Task requirements: Search the material for the word "this" and report each line where it turns up.
>> begin Provided entries
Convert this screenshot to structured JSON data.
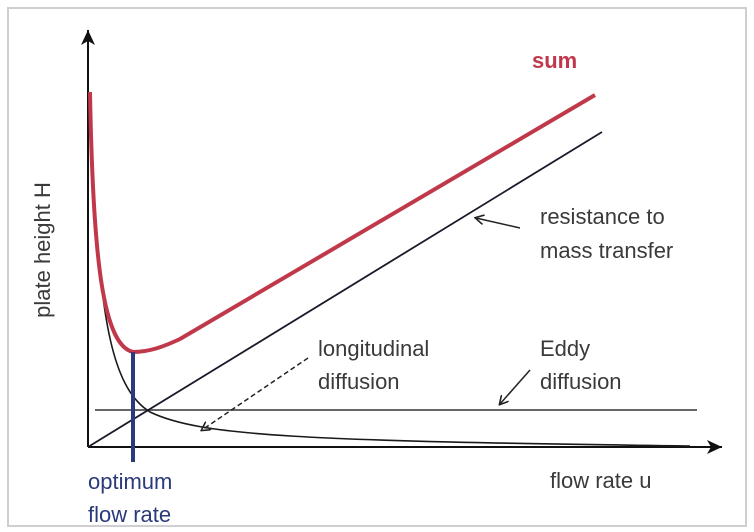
{
  "diagram": {
    "y_axis_label": "plate height H",
    "x_axis_label": "flow rate u",
    "curves": {
      "sum": "sum",
      "resistance": [
        "resistance to",
        "mass transfer"
      ],
      "longitudinal": [
        "longitudinal",
        "diffusion"
      ],
      "eddy": [
        "Eddy",
        "diffusion"
      ]
    },
    "optimum": [
      "optimum",
      "flow rate"
    ]
  }
}
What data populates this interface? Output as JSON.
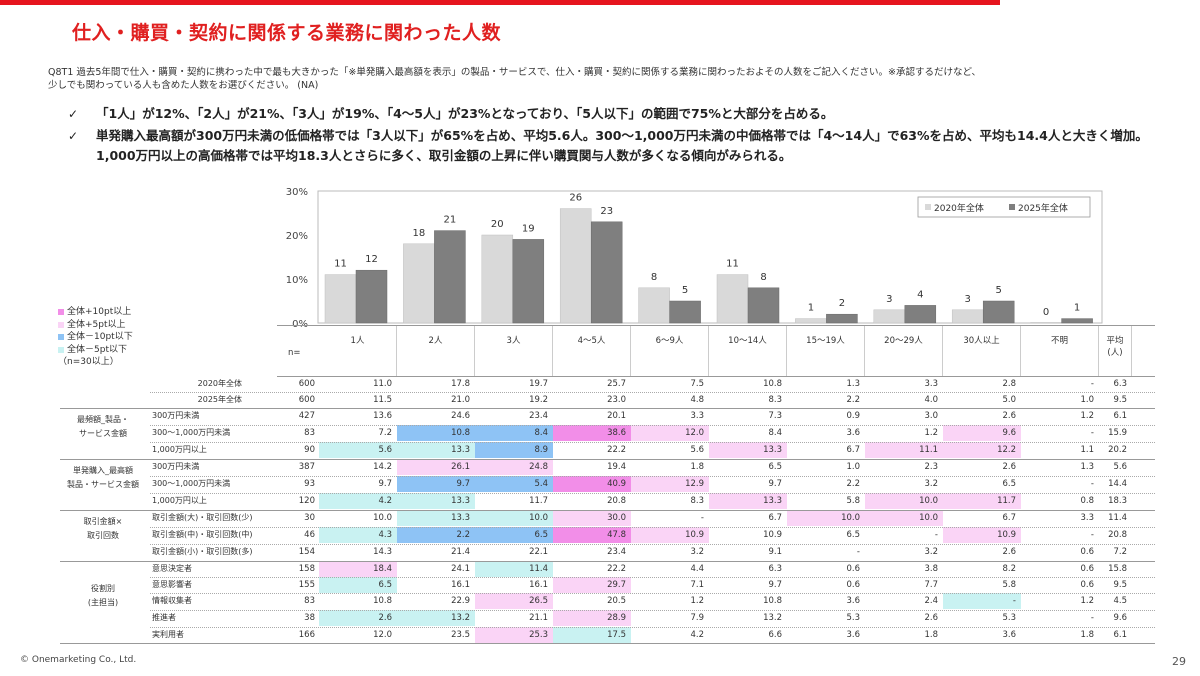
{
  "page_title": "仕入・購買・契約に関係する業務に関わった人数",
  "question": {
    "line1": "Q8T1  過去5年間で仕入・購買・契約に携わった中で最も大きかった「※単発購入最高額を表示」の製品・サービスで、仕入・購買・契約に関係する業務に関わったおよその人数をご記入ください。※承認するだけなど、",
    "line2": "少しでも関わっている人も含めた人数をお選びください。     (NA)"
  },
  "bullets": [
    "「1人」が12%、「2人」が21%、「3人」が19%、「4～5人」が23%となっており、「5人以下」の範囲で75%と大部分を占める。",
    "単発購入最高額が300万円未満の低価格帯では「3人以下」が65%を占め、平均5.6人。300～1,000万円未満の中価格帯では「4～14人」で63%を占め、平均も14.4人と大きく増加。1,000万円以上の高価格帯では平均18.3人とさらに多く、取引金額の上昇に伴い購買関与人数が多くなる傾向がみられる。"
  ],
  "check_mark": "✓",
  "colors": {
    "accent": "#e6141e",
    "bar2020": "#d9d9d9",
    "bar2025": "#7f7f7f",
    "plus10": "#f28ee8",
    "plus5": "#fad4f6",
    "minus10": "#8ec3f5",
    "minus5": "#c9f2f2"
  },
  "chart_data": {
    "type": "bar",
    "categories": [
      "1人",
      "2人",
      "3人",
      "4～5人",
      "6～9人",
      "10～14人",
      "15～19人",
      "20～29人",
      "30人以上",
      "不明"
    ],
    "series": [
      {
        "name": "2020年全体",
        "values": [
          11,
          18,
          20,
          26,
          8,
          11,
          1,
          3,
          3,
          0
        ]
      },
      {
        "name": "2025年全体",
        "values": [
          12,
          21,
          19,
          23,
          5,
          8,
          2,
          4,
          5,
          1
        ]
      }
    ],
    "yticks": [
      "0%",
      "10%",
      "20%",
      "30%"
    ],
    "ylim": [
      0,
      30
    ],
    "legend": "top-right",
    "grid": false
  },
  "legend_notes": [
    {
      "label": "全体+10pt以上",
      "color": "#f28ee8"
    },
    {
      "label": "全体+5pt以上",
      "color": "#fad4f6"
    },
    {
      "label": "全体－10pt以下",
      "color": "#8ec3f5"
    },
    {
      "label": "全体－5pt以下",
      "color": "#c9f2f2"
    },
    {
      "label": "（n=30以上）",
      "color": ""
    }
  ],
  "table": {
    "n_header": "n=",
    "columns": [
      "1人",
      "2人",
      "3人",
      "4～5人",
      "6～9人",
      "10～14人",
      "15～19人",
      "20～29人",
      "30人以上",
      "不明",
      "平均\n(人)"
    ],
    "groups": [
      {
        "label": "最頻額_製品・\nサービス金額"
      },
      {
        "label": "単発購入_最高額\n製品・サービス金額"
      },
      {
        "label": "取引金額×\n取引回数"
      },
      {
        "label": "役割別\n(主担当)"
      }
    ],
    "rows": [
      {
        "label": "2020年全体",
        "n": "600",
        "v": [
          "11.0",
          "17.8",
          "19.7",
          "25.7",
          "7.5",
          "10.8",
          "1.3",
          "3.3",
          "2.8",
          "-",
          "6.3"
        ],
        "h": [
          "",
          "",
          "",
          "",
          "",
          "",
          "",
          "",
          "",
          "",
          ""
        ]
      },
      {
        "label": "2025年全体",
        "n": "600",
        "v": [
          "11.5",
          "21.0",
          "19.2",
          "23.0",
          "4.8",
          "8.3",
          "2.2",
          "4.0",
          "5.0",
          "1.0",
          "9.5"
        ],
        "h": [
          "",
          "",
          "",
          "",
          "",
          "",
          "",
          "",
          "",
          "",
          ""
        ]
      },
      {
        "label": "300万円未満",
        "n": "427",
        "v": [
          "13.6",
          "24.6",
          "23.4",
          "20.1",
          "3.3",
          "7.3",
          "0.9",
          "3.0",
          "2.6",
          "1.2",
          "6.1"
        ],
        "h": [
          "",
          "",
          "",
          "",
          "",
          "",
          "",
          "",
          "",
          "",
          ""
        ]
      },
      {
        "label": "300～1,000万円未満",
        "n": "83",
        "v": [
          "7.2",
          "10.8",
          "8.4",
          "38.6",
          "12.0",
          "8.4",
          "3.6",
          "1.2",
          "9.6",
          "-",
          "15.9"
        ],
        "h": [
          "",
          "m10",
          "m10",
          "p10",
          "p5",
          "",
          "",
          "",
          "p5",
          "",
          ""
        ]
      },
      {
        "label": "1,000万円以上",
        "n": "90",
        "v": [
          "5.6",
          "13.3",
          "8.9",
          "22.2",
          "5.6",
          "13.3",
          "6.7",
          "11.1",
          "12.2",
          "1.1",
          "20.2"
        ],
        "h": [
          "m5",
          "m5",
          "m10",
          "",
          "",
          "p5",
          "",
          "p5",
          "p5",
          "",
          ""
        ]
      },
      {
        "label": "300万円未満",
        "n": "387",
        "v": [
          "14.2",
          "26.1",
          "24.8",
          "19.4",
          "1.8",
          "6.5",
          "1.0",
          "2.3",
          "2.6",
          "1.3",
          "5.6"
        ],
        "h": [
          "",
          "p5",
          "p5",
          "",
          "",
          "",
          "",
          "",
          "",
          "",
          ""
        ]
      },
      {
        "label": "300～1,000万円未満",
        "n": "93",
        "v": [
          "9.7",
          "9.7",
          "5.4",
          "40.9",
          "12.9",
          "9.7",
          "2.2",
          "3.2",
          "6.5",
          "-",
          "14.4"
        ],
        "h": [
          "",
          "m10",
          "m10",
          "p10",
          "p5",
          "",
          "",
          "",
          "",
          "",
          ""
        ]
      },
      {
        "label": "1,000万円以上",
        "n": "120",
        "v": [
          "4.2",
          "13.3",
          "11.7",
          "20.8",
          "8.3",
          "13.3",
          "5.8",
          "10.0",
          "11.7",
          "0.8",
          "18.3"
        ],
        "h": [
          "m5",
          "m5",
          "",
          "",
          "",
          "p5",
          "",
          "p5",
          "p5",
          "",
          ""
        ]
      },
      {
        "label": "取引金額(大)・取引回数(少)",
        "n": "30",
        "v": [
          "10.0",
          "13.3",
          "10.0",
          "30.0",
          "-",
          "6.7",
          "10.0",
          "10.0",
          "6.7",
          "3.3",
          "11.4"
        ],
        "h": [
          "",
          "m5",
          "m5",
          "p5",
          "",
          "",
          "p5",
          "p5",
          "",
          "",
          ""
        ]
      },
      {
        "label": "取引金額(中)・取引回数(中)",
        "n": "46",
        "v": [
          "4.3",
          "2.2",
          "6.5",
          "47.8",
          "10.9",
          "10.9",
          "6.5",
          "-",
          "10.9",
          "-",
          "20.8"
        ],
        "h": [
          "m5",
          "m10",
          "m10",
          "p10",
          "p5",
          "",
          "",
          "",
          "p5",
          "",
          ""
        ]
      },
      {
        "label": "取引金額(小)・取引回数(多)",
        "n": "154",
        "v": [
          "14.3",
          "21.4",
          "22.1",
          "23.4",
          "3.2",
          "9.1",
          "-",
          "3.2",
          "2.6",
          "0.6",
          "7.2"
        ],
        "h": [
          "",
          "",
          "",
          "",
          "",
          "",
          "",
          "",
          "",
          "",
          ""
        ]
      },
      {
        "label": "意思決定者",
        "n": "158",
        "v": [
          "18.4",
          "24.1",
          "11.4",
          "22.2",
          "4.4",
          "6.3",
          "0.6",
          "3.8",
          "8.2",
          "0.6",
          "15.8"
        ],
        "h": [
          "p5",
          "",
          "m5",
          "",
          "",
          "",
          "",
          "",
          "",
          "",
          ""
        ]
      },
      {
        "label": "意思影響者",
        "n": "155",
        "v": [
          "6.5",
          "16.1",
          "16.1",
          "29.7",
          "7.1",
          "9.7",
          "0.6",
          "7.7",
          "5.8",
          "0.6",
          "9.5"
        ],
        "h": [
          "m5",
          "",
          "",
          "p5",
          "",
          "",
          "",
          "",
          "",
          "",
          ""
        ]
      },
      {
        "label": "情報収集者",
        "n": "83",
        "v": [
          "10.8",
          "22.9",
          "26.5",
          "20.5",
          "1.2",
          "10.8",
          "3.6",
          "2.4",
          "-",
          "1.2",
          "4.5"
        ],
        "h": [
          "",
          "",
          "p5",
          "",
          "",
          "",
          "",
          "",
          "m5",
          "",
          ""
        ]
      },
      {
        "label": "推進者",
        "n": "38",
        "v": [
          "2.6",
          "13.2",
          "21.1",
          "28.9",
          "7.9",
          "13.2",
          "5.3",
          "2.6",
          "5.3",
          "-",
          "9.6"
        ],
        "h": [
          "m5",
          "m5",
          "",
          "p5",
          "",
          "",
          "",
          "",
          "",
          "",
          ""
        ]
      },
      {
        "label": "実利用者",
        "n": "166",
        "v": [
          "12.0",
          "23.5",
          "25.3",
          "17.5",
          "4.2",
          "6.6",
          "3.6",
          "1.8",
          "3.6",
          "1.8",
          "6.1"
        ],
        "h": [
          "",
          "",
          "p5",
          "m5",
          "",
          "",
          "",
          "",
          "",
          "",
          ""
        ]
      }
    ]
  },
  "footer": "© Onemarketing Co., Ltd.",
  "page_number": "29"
}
>> end Provided entries
Final answer:
Convert this screenshot to structured JSON data.
What data populates this interface? Output as JSON.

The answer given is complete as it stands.